◆ **Problem statement**:
Format every line of the data below as a numbered list, skipping any blank lines and leaving the pictures out.

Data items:

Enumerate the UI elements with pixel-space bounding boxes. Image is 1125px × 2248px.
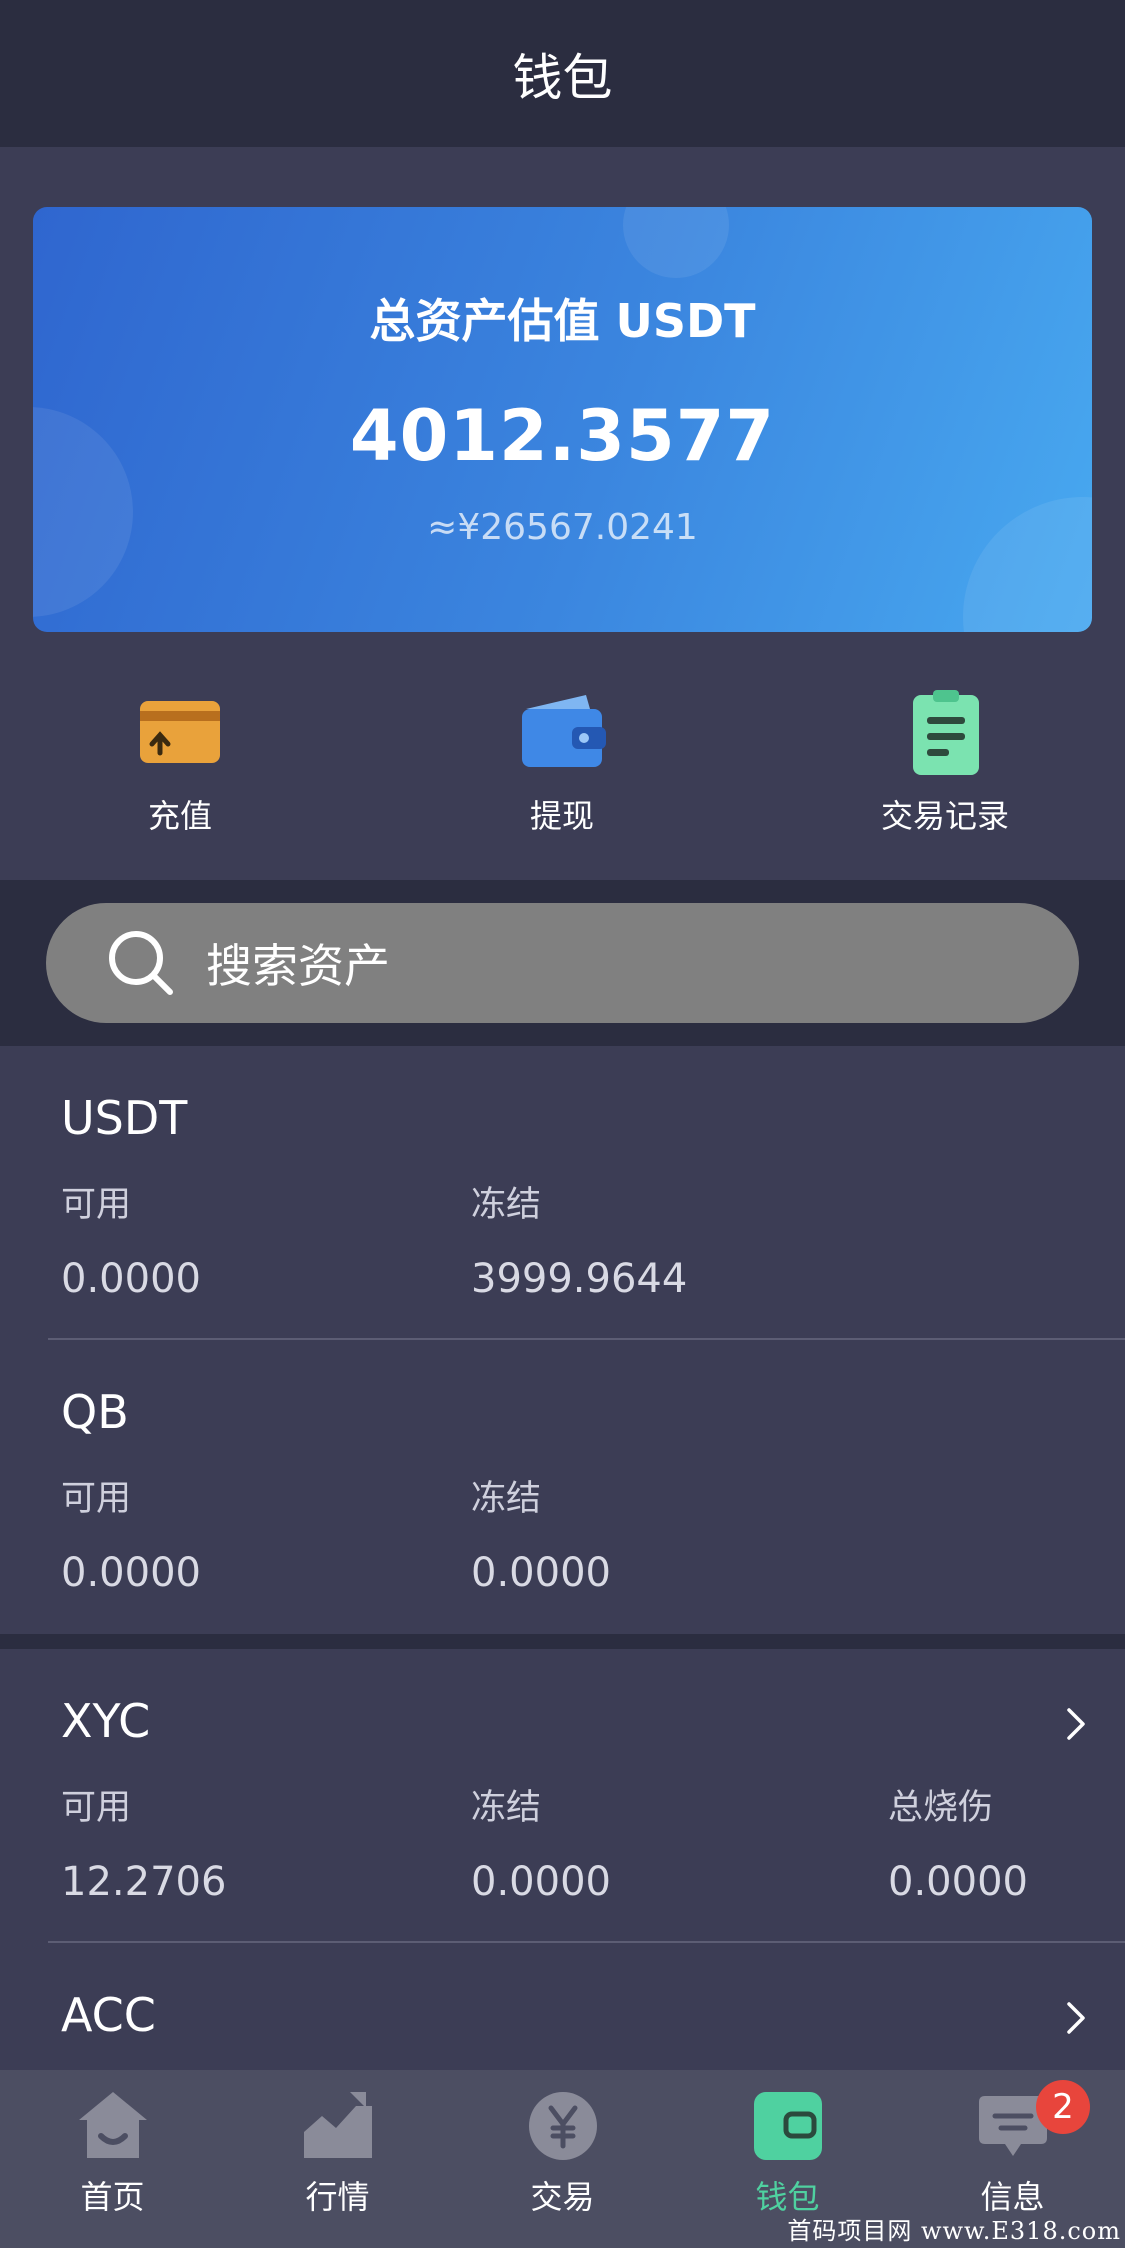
tab-label: 行情: [305, 2178, 370, 2216]
frozen-value: 0.0000: [471, 1859, 611, 1905]
recharge-button[interactable]: 充值: [30, 687, 330, 837]
asset-item-qb[interactable]: QB 可用 冻结 0.0000 0.0000: [0, 1340, 1125, 1634]
asset-item-acc[interactable]: ACC: [0, 1943, 1125, 2070]
search-input[interactable]: 搜索资产: [46, 903, 1079, 1023]
asset-item-xyc[interactable]: XYC 可用 冻结 总烧伤 12.2706 0.0000 0.0000: [0, 1649, 1125, 1943]
unread-badge: 2: [1036, 2080, 1090, 2134]
asset-name: XYC: [61, 1694, 151, 1748]
frozen-label: 冻结: [471, 1185, 542, 1225]
frozen-value: 3999.9644: [471, 1256, 688, 1302]
withdraw-label: 提现: [529, 797, 594, 835]
tab-trade[interactable]: 交易: [450, 2070, 675, 2248]
available-label: 可用: [61, 1479, 132, 1519]
available-label: 可用: [61, 1185, 132, 1225]
total-assets-cny: ≈¥26567.0241: [427, 507, 698, 548]
watermark: 首码项目网 www.E318.com: [787, 2217, 1121, 2245]
burn-value: 0.0000: [888, 1859, 1028, 1905]
tab-label: 首页: [80, 2178, 145, 2216]
total-assets-title: 总资产估值 USDT: [369, 294, 756, 348]
recharge-card-icon: [140, 701, 220, 763]
wallet-tab-icon: [753, 2092, 822, 2160]
available-value: 12.2706: [61, 1859, 227, 1905]
transaction-history-button[interactable]: 交易记录: [795, 687, 1095, 837]
chevron-right-icon[interactable]: [1063, 1704, 1089, 1744]
available-label: 可用: [61, 1788, 132, 1828]
tab-label: 交易: [530, 2178, 595, 2216]
asset-item-usdt[interactable]: USDT 可用 冻结 0.0000 3999.9644: [0, 1046, 1125, 1340]
frozen-value: 0.0000: [471, 1550, 611, 1596]
page-title: 钱包: [512, 48, 613, 107]
asset-name: ACC: [61, 1988, 156, 2042]
search-icon: [109, 931, 173, 995]
home-icon: [78, 2092, 147, 2158]
asset-name: USDT: [61, 1091, 188, 1145]
search-placeholder: 搜索资产: [206, 939, 390, 993]
search-section: 搜索资产: [0, 880, 1125, 1046]
yen-coin-icon: [528, 2092, 597, 2160]
app-header: 钱包: [0, 0, 1125, 147]
transaction-history-label: 交易记录: [880, 797, 1009, 835]
frozen-label: 冻结: [471, 1479, 542, 1519]
tab-home[interactable]: 首页: [0, 2070, 225, 2248]
burn-label: 总烧伤: [888, 1788, 994, 1828]
asset-group-main: USDT 可用 冻结 0.0000 3999.9644 QB 可用 冻结 0.0…: [0, 1046, 1125, 1634]
asset-name: QB: [61, 1385, 129, 1439]
withdraw-button[interactable]: 提现: [412, 687, 712, 837]
tab-market[interactable]: 行情: [225, 2070, 450, 2248]
available-value: 0.0000: [61, 1256, 201, 1302]
recharge-label: 充值: [147, 797, 212, 835]
asset-group-tokens: XYC 可用 冻结 总烧伤 12.2706 0.0000 0.0000 ACC: [0, 1649, 1125, 2070]
total-assets-value: 4012.3577: [349, 395, 776, 477]
wallet-summary-panel: 总资产估值 USDT 4012.3577 ≈¥26567.0241 充值 提现 …: [0, 147, 1125, 880]
clipboard-icon: [913, 690, 979, 775]
available-value: 0.0000: [61, 1550, 201, 1596]
frozen-label: 冻结: [471, 1788, 542, 1828]
chevron-right-icon[interactable]: [1063, 1998, 1089, 2038]
market-chart-icon: [301, 2092, 372, 2158]
total-assets-card: 总资产估值 USDT 4012.3577 ≈¥26567.0241: [33, 207, 1092, 632]
wallet-icon: [522, 695, 606, 767]
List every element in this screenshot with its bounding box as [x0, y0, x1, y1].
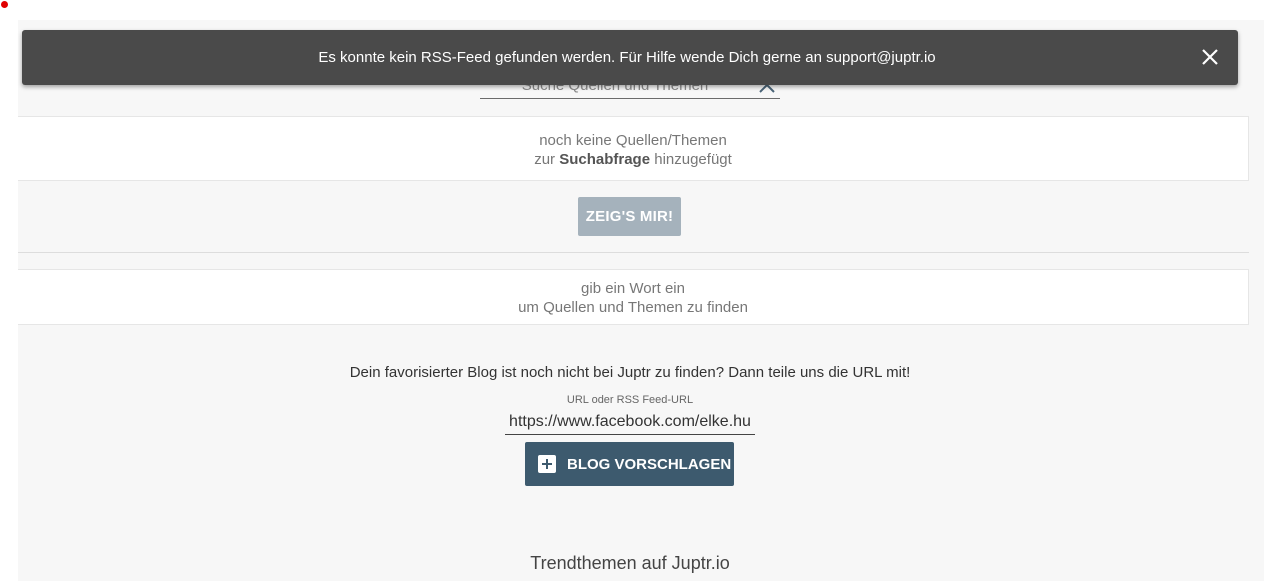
recording-indicator-dot [1, 1, 8, 8]
selected-sources-box: noch keine Quellen/Themen zur Suchabfrag… [18, 116, 1249, 181]
show-me-button[interactable]: ZEIG'S MIR! [578, 197, 681, 236]
trending-topics-title: Trendthemen auf Juptr.io [530, 553, 730, 573]
app-main: noch keine Quellen/Themen zur Suchabfrag… [18, 20, 1264, 581]
url-field-label: URL oder RSS Feed-URL [566, 394, 694, 406]
toast-message: Es konnte kein RSS-Feed gefunden werden.… [318, 49, 936, 66]
search-hint-line2: um Quellen und Themen zu finden [518, 299, 748, 316]
empty-selection-text: noch keine Quellen/Themen [539, 132, 727, 149]
search-hint-line1: gib ein Wort ein [581, 280, 685, 297]
close-icon[interactable] [1201, 48, 1219, 66]
suchabfrage-emphasis: Suchabfrage [559, 151, 651, 168]
url-input[interactable] [505, 410, 755, 435]
error-toast: Es konnte kein RSS-Feed gefunden werden.… [22, 30, 1238, 85]
suggest-blog-button-label: BLOG VORSCHLAGEN [567, 455, 732, 473]
empty-selection-subtext: zur Suchabfrage hinzugefügt [534, 151, 732, 168]
search-hint-box: gib ein Wort ein um Quellen und Themen z… [18, 269, 1249, 325]
suggest-blog-text: Dein favorisierter Blog ist noch nicht b… [349, 364, 911, 381]
plus-box-icon [538, 455, 556, 473]
suggest-blog-button[interactable]: BLOG VORSCHLAGEN [525, 442, 734, 486]
section-divider [18, 252, 1249, 253]
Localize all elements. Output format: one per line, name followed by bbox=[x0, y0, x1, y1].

◆ **Answer for this exercise**:
1. Enumerate the UI elements with pixel-space bounding boxes. Image is 1125px × 2248px.
2. tab-label: 行情: [305, 2178, 370, 2216]
3. frozen-value: 0.0000: [471, 1859, 611, 1905]
4. recharge-button[interactable]: 充值: [30, 687, 330, 837]
5. asset-item-qb[interactable]: QB 可用 冻结 0.0000 0.0000: [0, 1340, 1125, 1634]
6. asset-item-acc[interactable]: ACC: [0, 1943, 1125, 2070]
7. search-input[interactable]: 搜索资产: [46, 903, 1079, 1023]
8. asset-item-xyc[interactable]: XYC 可用 冻结 总烧伤 12.2706 0.0000 0.0000: [0, 1649, 1125, 1943]
9. unread-badge: 2: [1036, 2080, 1090, 2134]
10. asset-name: XYC: [61, 1694, 151, 1748]
11. frozen-label: 冻结: [471, 1185, 542, 1225]
12. frozen-value: 3999.9644: [471, 1256, 688, 1302]
13. withdraw-label: 提现: [529, 797, 594, 835]
14. tab-trade[interactable]: 交易: [450, 2070, 675, 2248]
15. available-label: 可用: [61, 1479, 132, 1519]
16. available-label: 可用: [61, 1185, 132, 1225]
17. total-assets-cny: ≈¥26567.0241: [427, 507, 698, 548]
18. watermark: 首码项目网 www.E318.com: [787, 2217, 1121, 2245]
19. burn-value: 0.0000: [888, 1859, 1028, 1905]
20. tab-label: 首页: [80, 2178, 145, 2216]
21. total-assets-title: 总资产估值 USDT: [369, 294, 756, 348]
22. recharge-card-icon: [140, 701, 220, 763]
23. wallet-tab-icon: [753, 2092, 822, 2160]
24. available-value: 12.2706: [61, 1859, 227, 1905]
25. transaction-history-button[interactable]: 交易记录: [795, 687, 1095, 837]
26. chevron-right-icon[interactable]: [1063, 1704, 1089, 1744]
27. available-label: 可用: [61, 1788, 132, 1828]
28. tab-label: 交易: [530, 2178, 595, 2216]
29. asset-item-usdt[interactable]: USDT 可用 冻结 0.0000 3999.9644: [0, 1046, 1125, 1340]
30. frozen-value: 0.0000: [471, 1550, 611, 1596]
31. page-title: 钱包: [512, 48, 613, 107]
32. asset-name: ACC: [61, 1988, 156, 2042]
33. search-icon: [109, 931, 173, 995]
34. home-icon: [78, 2092, 147, 2158]
35. asset-name: USDT: [61, 1091, 188, 1145]
36. search-placeholder: 搜索资产: [206, 939, 390, 993]
37. search-section: 搜索资产: [0, 880, 1125, 1046]
38. yen-coin-icon: [528, 2092, 597, 2160]
39. app-header: 钱包: [0, 0, 1125, 147]
40. transaction-history-label: 交易记录: [880, 797, 1009, 835]
41. frozen-label: 冻结: [471, 1479, 542, 1519]
42. tab-home[interactable]: 首页: [0, 2070, 225, 2248]
43. burn-label: 总烧伤: [888, 1788, 994, 1828]
44. asset-group-main: USDT 可用 冻结 0.0000 3999.9644 QB 可用 冻结 0.0…: [0, 1046, 1125, 1634]
45. asset-name: QB: [61, 1385, 129, 1439]
46. withdraw-button[interactable]: 提现: [412, 687, 712, 837]
47. tab-market[interactable]: 行情: [225, 2070, 450, 2248]
48. available-value: 0.0000: [61, 1256, 201, 1302]
49. recharge-label: 充值: [147, 797, 212, 835]
50. asset-group-tokens: XYC 可用 冻结 总烧伤 12.2706 0.0000 0.0000 ACC: [0, 1649, 1125, 2070]
51. total-assets-value: 4012.3577: [349, 395, 776, 477]
52. wallet-summary-panel: 总资产估值 USDT 4012.3577 ≈¥26567.0241 充值 提现 …: [0, 147, 1125, 880]
53. clipboard-icon: [913, 690, 979, 775]
54. available-value: 0.0000: [61, 1550, 201, 1596]
55. frozen-label: 冻结: [471, 1788, 542, 1828]
56. chevron-right-icon[interactable]: [1063, 1998, 1089, 2038]
57. market-chart-icon: [301, 2092, 372, 2158]
58. total-assets-card: 总资产估值 USDT 4012.3577 ≈¥26567.0241: [33, 207, 1092, 632]
59. wallet-icon: [522, 695, 606, 767]
60. List every element in this screenshot with its bounding box as [x0, y0, x1, y1].
61. recording-indicator-dot [1, 1, 8, 8]
62. selected-sources-box: noch keine Quellen/Themen zur Suchabfrag… [18, 116, 1249, 181]
63. show-me-button[interactable]: ZEIG'S MIR! [578, 197, 681, 236]
64. trending-topics-title: Trendthemen auf Juptr.io [530, 553, 730, 573]
65. app-main: noch keine Quellen/Themen zur Suchabfrag… [18, 20, 1264, 581]
66. url-field-label: URL oder RSS Feed-URL [566, 394, 694, 406]
67. toast-message: Es konnte kein RSS-Feed gefunden werden.… [318, 49, 936, 66]
68. search-hint-line2: um Quellen und Themen zu finden [518, 299, 748, 316]
69. empty-selection-text: noch keine Quellen/Themen [539, 132, 727, 149]
70. search-hint-line1: gib ein Wort ein [581, 280, 685, 297]
71. close-icon[interactable] [1201, 48, 1219, 66]
72. suchabfrage-emphasis: Suchabfrage [559, 151, 651, 168]
73. url-input[interactable] [505, 410, 755, 435]
74. error-toast: Es konnte kein RSS-Feed gefunden werden.… [22, 30, 1238, 85]
75. suggest-blog-button-label: BLOG VORSCHLAGEN [567, 455, 732, 473]
76. empty-selection-subtext: zur Suchabfrage hinzugefügt [534, 151, 732, 168]
77. search-hint-box: gib ein Wort ein um Quellen und Themen z… [18, 269, 1249, 325]
78. suggest-blog-text: Dein favorisierter Blog ist noch nicht b… [349, 364, 911, 381]
79. plus-box-icon [538, 455, 556, 473]
80. suggest-blog-button[interactable]: BLOG VORSCHLAGEN [525, 442, 734, 486]
81. section-divider [18, 252, 1249, 253]
82. Localize all elements. Output format: one per line, name followed by bbox=[x0, y0, x1, y1].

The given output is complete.